§ **DATASET**
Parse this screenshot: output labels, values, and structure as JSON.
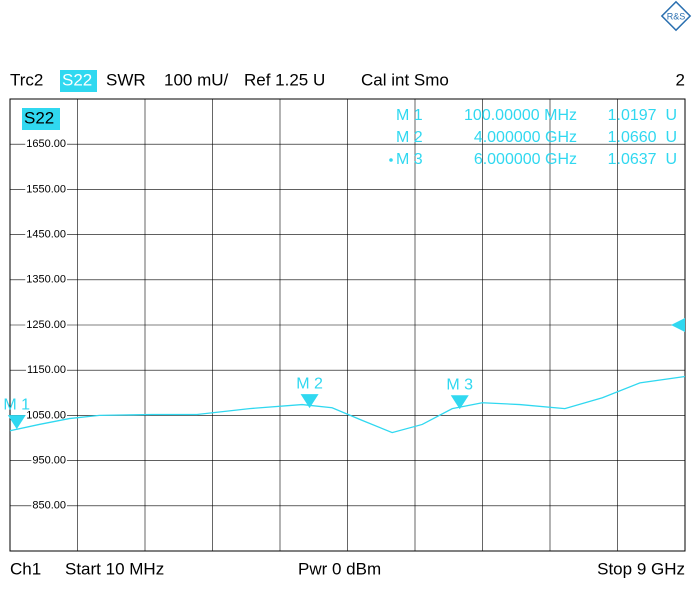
{
  "chart_data": {
    "type": "line",
    "header": {
      "channel_info": "SWR",
      "scale": "100 mU/",
      "ref": "Ref 1.25 U",
      "cal": "Cal int Smo",
      "window": "2",
      "param": "S22"
    },
    "footer": {
      "channel": "Ch1",
      "start": "Start  10 MHz",
      "power": "Pwr  0 dBm",
      "stop": "Stop  9 GHz"
    },
    "xlim": [
      10,
      9000
    ],
    "xdivisions": 10,
    "ylim": [
      750,
      1750
    ],
    "yticks": [
      {
        "value": 850,
        "label": "850.00"
      },
      {
        "value": 950,
        "label": "950.00"
      },
      {
        "value": 1050,
        "label": "1050.00"
      },
      {
        "value": 1150,
        "label": "1150.00"
      },
      {
        "value": 1250,
        "label": "1250.00"
      },
      {
        "value": 1350,
        "label": "1350.00"
      },
      {
        "value": 1450,
        "label": "1450.00"
      },
      {
        "value": 1550,
        "label": "1550.00"
      },
      {
        "value": 1650,
        "label": "1650.00"
      }
    ],
    "grid": true,
    "ref_value": 1250,
    "series": [
      {
        "name": "Trc2",
        "color": "#30d8f0",
        "x": [
          10,
          400,
          800,
          1200,
          1900,
          2500,
          3200,
          3900,
          4300,
          4700,
          5100,
          5500,
          5900,
          6300,
          6800,
          7400,
          7900,
          8400,
          9000
        ],
        "values": [
          1016,
          1030,
          1043,
          1050,
          1052,
          1052,
          1065,
          1074,
          1067,
          1039,
          1012,
          1030,
          1065,
          1078,
          1074,
          1065,
          1089,
          1122,
          1136
        ]
      }
    ],
    "markers": [
      {
        "label": "M 1",
        "x": 100,
        "x_label": "100.00000 MHz",
        "value": 1019.7,
        "value_label": "1.0197  U"
      },
      {
        "label": "M 2",
        "x": 4000,
        "x_label": "4.000000 GHz",
        "value": 1066,
        "value_label": "1.0660  U"
      },
      {
        "label": "M 3",
        "x": 6000,
        "x_label": "6.000000 GHz",
        "value": 1063.7,
        "value_label": "1.0637  U"
      }
    ],
    "active_marker": 2
  }
}
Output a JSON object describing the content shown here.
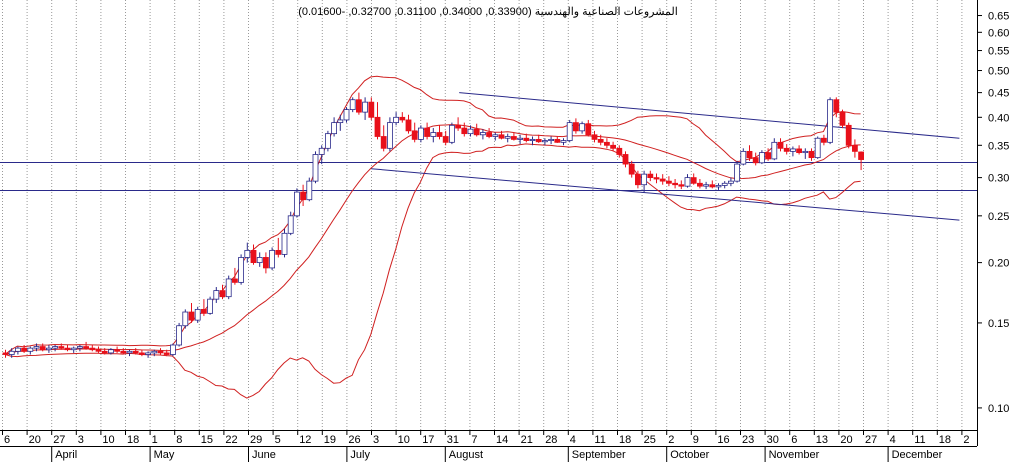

§ **EXERCISE DESCRIPTION**
Write the listing above out again exactly, dropping each image.

§ **EXERCISE RESPONSE**
Parse this screenshot: output labels, values, and structure as JSON.
{
  "chart_data": {
    "type": "line",
    "header": {
      "channel_info": "SWR",
      "scale": "100 mU/",
      "ref": "Ref 1.25 U",
      "cal": "Cal int Smo",
      "window": "2",
      "param": "S22"
    },
    "footer": {
      "channel": "Ch1",
      "start": "Start  10 MHz",
      "power": "Pwr  0 dBm",
      "stop": "Stop  9 GHz"
    },
    "xlim": [
      10,
      9000
    ],
    "xdivisions": 10,
    "ylim": [
      750,
      1750
    ],
    "yticks": [
      {
        "value": 850,
        "label": "850.00"
      },
      {
        "value": 950,
        "label": "950.00"
      },
      {
        "value": 1050,
        "label": "1050.00"
      },
      {
        "value": 1150,
        "label": "1150.00"
      },
      {
        "value": 1250,
        "label": "1250.00"
      },
      {
        "value": 1350,
        "label": "1350.00"
      },
      {
        "value": 1450,
        "label": "1450.00"
      },
      {
        "value": 1550,
        "label": "1550.00"
      },
      {
        "value": 1650,
        "label": "1650.00"
      }
    ],
    "grid": true,
    "ref_value": 1250,
    "series": [
      {
        "name": "Trc2",
        "color": "#30d8f0",
        "x": [
          10,
          400,
          800,
          1200,
          1900,
          2500,
          3200,
          3900,
          4300,
          4700,
          5100,
          5500,
          5900,
          6300,
          6800,
          7400,
          7900,
          8400,
          9000
        ],
        "values": [
          1016,
          1030,
          1043,
          1050,
          1052,
          1052,
          1065,
          1074,
          1067,
          1039,
          1012,
          1030,
          1065,
          1078,
          1074,
          1065,
          1089,
          1122,
          1136
        ]
      }
    ],
    "markers": [
      {
        "label": "M 1",
        "x": 100,
        "x_label": "100.00000 MHz",
        "value": 1019.7,
        "value_label": "1.0197  U"
      },
      {
        "label": "M 2",
        "x": 4000,
        "x_label": "4.000000 GHz",
        "value": 1066,
        "value_label": "1.0660  U"
      },
      {
        "label": "M 3",
        "x": 6000,
        "x_label": "6.000000 GHz",
        "value": 1063.7,
        "value_label": "1.0637  U"
      }
    ],
    "active_marker": 2
  }
}
Output a JSON object describing the content shown here.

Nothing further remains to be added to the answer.